## [The request]
Seek out every line containing the word "Diastole", and copy each.

— start Data provided —

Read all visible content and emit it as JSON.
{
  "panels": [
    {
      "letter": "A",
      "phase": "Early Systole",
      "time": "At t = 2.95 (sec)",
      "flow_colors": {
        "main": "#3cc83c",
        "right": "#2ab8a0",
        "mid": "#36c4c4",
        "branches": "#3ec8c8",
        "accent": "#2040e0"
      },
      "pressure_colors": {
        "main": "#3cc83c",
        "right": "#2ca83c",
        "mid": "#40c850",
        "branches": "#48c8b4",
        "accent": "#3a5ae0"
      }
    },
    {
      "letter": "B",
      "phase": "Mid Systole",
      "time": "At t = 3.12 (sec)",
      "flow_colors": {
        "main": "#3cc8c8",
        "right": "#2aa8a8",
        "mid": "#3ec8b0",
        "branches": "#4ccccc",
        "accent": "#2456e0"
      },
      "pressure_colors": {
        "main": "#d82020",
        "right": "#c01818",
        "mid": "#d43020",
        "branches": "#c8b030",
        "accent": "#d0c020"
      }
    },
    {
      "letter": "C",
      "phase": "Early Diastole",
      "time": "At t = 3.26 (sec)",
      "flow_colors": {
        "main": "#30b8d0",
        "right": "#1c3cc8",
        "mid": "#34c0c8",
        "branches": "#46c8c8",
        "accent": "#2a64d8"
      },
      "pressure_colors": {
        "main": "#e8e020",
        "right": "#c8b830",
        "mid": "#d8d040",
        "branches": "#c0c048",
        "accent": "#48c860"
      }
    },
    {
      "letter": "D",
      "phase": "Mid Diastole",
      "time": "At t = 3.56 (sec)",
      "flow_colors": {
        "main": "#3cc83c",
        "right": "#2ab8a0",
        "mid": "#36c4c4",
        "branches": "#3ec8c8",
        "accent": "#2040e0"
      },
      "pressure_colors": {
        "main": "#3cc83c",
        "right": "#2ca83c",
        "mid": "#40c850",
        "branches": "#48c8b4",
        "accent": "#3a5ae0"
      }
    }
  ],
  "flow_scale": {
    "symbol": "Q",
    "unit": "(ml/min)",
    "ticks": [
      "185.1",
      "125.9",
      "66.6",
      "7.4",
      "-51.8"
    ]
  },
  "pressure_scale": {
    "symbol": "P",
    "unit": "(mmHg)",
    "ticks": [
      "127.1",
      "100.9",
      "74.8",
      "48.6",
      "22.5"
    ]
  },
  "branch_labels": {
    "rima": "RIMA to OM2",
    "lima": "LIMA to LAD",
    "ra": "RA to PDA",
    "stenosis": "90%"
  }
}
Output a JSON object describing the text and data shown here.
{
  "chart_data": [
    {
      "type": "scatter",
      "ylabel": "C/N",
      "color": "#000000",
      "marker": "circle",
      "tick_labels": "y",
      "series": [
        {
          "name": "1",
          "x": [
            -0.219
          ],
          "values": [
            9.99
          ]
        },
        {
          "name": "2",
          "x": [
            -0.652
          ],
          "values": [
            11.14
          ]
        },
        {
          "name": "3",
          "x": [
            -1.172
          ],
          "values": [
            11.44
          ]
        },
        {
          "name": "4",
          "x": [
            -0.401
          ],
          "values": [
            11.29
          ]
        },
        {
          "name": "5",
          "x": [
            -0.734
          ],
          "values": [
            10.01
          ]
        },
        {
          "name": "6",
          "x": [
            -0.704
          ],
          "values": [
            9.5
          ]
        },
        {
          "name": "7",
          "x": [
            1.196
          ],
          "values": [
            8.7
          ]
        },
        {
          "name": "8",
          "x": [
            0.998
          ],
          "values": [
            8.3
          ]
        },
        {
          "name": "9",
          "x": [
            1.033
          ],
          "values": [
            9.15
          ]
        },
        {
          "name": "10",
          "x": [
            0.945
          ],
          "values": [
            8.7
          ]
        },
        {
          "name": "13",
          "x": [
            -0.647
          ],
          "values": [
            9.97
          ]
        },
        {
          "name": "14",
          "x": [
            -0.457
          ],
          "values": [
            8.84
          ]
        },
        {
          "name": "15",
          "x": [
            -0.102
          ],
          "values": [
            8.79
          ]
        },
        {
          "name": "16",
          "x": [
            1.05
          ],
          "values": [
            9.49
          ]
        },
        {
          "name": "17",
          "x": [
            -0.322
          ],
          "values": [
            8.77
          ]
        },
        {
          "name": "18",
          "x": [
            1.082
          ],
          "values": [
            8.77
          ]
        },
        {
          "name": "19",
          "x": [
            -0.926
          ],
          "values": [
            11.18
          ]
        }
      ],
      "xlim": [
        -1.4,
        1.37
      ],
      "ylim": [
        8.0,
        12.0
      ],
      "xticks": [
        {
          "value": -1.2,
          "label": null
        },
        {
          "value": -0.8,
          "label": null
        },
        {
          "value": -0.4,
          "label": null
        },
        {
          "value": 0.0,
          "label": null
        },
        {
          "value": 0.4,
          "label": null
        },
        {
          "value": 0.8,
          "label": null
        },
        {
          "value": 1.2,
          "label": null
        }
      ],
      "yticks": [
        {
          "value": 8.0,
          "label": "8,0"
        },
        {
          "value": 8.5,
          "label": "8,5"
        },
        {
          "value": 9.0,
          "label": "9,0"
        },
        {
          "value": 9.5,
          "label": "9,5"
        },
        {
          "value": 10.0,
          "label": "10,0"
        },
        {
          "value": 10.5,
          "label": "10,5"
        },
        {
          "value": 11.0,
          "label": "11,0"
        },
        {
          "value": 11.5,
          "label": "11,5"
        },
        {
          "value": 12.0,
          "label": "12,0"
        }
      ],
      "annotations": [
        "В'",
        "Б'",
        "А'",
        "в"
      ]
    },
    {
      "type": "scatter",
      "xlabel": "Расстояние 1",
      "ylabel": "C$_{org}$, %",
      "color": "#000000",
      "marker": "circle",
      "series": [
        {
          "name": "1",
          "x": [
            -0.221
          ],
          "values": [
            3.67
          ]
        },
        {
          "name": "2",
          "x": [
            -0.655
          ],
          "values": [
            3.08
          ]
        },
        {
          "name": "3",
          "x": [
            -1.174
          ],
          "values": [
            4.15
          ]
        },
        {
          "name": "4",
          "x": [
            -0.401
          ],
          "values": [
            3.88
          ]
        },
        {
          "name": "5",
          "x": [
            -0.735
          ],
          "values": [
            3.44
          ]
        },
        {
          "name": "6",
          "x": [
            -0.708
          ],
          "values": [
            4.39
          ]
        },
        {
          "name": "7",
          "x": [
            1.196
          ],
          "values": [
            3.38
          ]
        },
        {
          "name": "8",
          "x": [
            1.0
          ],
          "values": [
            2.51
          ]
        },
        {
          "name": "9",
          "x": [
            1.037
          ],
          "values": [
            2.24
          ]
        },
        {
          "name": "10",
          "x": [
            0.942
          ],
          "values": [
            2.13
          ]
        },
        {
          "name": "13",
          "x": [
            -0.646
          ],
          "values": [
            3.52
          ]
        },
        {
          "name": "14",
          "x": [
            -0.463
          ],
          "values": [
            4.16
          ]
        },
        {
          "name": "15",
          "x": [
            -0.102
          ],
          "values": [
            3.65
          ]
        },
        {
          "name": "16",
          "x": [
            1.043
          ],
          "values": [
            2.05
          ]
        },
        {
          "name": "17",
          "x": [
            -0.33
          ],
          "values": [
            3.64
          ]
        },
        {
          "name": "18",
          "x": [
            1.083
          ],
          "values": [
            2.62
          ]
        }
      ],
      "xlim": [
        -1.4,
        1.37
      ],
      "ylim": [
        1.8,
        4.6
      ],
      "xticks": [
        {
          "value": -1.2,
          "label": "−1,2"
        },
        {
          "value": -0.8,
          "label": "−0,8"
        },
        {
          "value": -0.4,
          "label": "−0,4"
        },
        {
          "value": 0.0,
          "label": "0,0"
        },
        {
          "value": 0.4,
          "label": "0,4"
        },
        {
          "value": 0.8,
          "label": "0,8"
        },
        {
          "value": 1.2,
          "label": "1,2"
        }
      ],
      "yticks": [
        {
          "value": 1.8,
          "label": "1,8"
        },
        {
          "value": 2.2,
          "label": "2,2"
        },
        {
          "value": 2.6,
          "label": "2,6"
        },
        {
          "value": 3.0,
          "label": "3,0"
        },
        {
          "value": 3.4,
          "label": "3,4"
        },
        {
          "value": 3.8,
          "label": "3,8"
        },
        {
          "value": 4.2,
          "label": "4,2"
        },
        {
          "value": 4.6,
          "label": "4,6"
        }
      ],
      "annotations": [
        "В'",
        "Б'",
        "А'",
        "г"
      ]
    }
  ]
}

— end Data provided —

## [Exercise solution]
      "phase": "Early Diastole",
      "phase": "Mid Diastole",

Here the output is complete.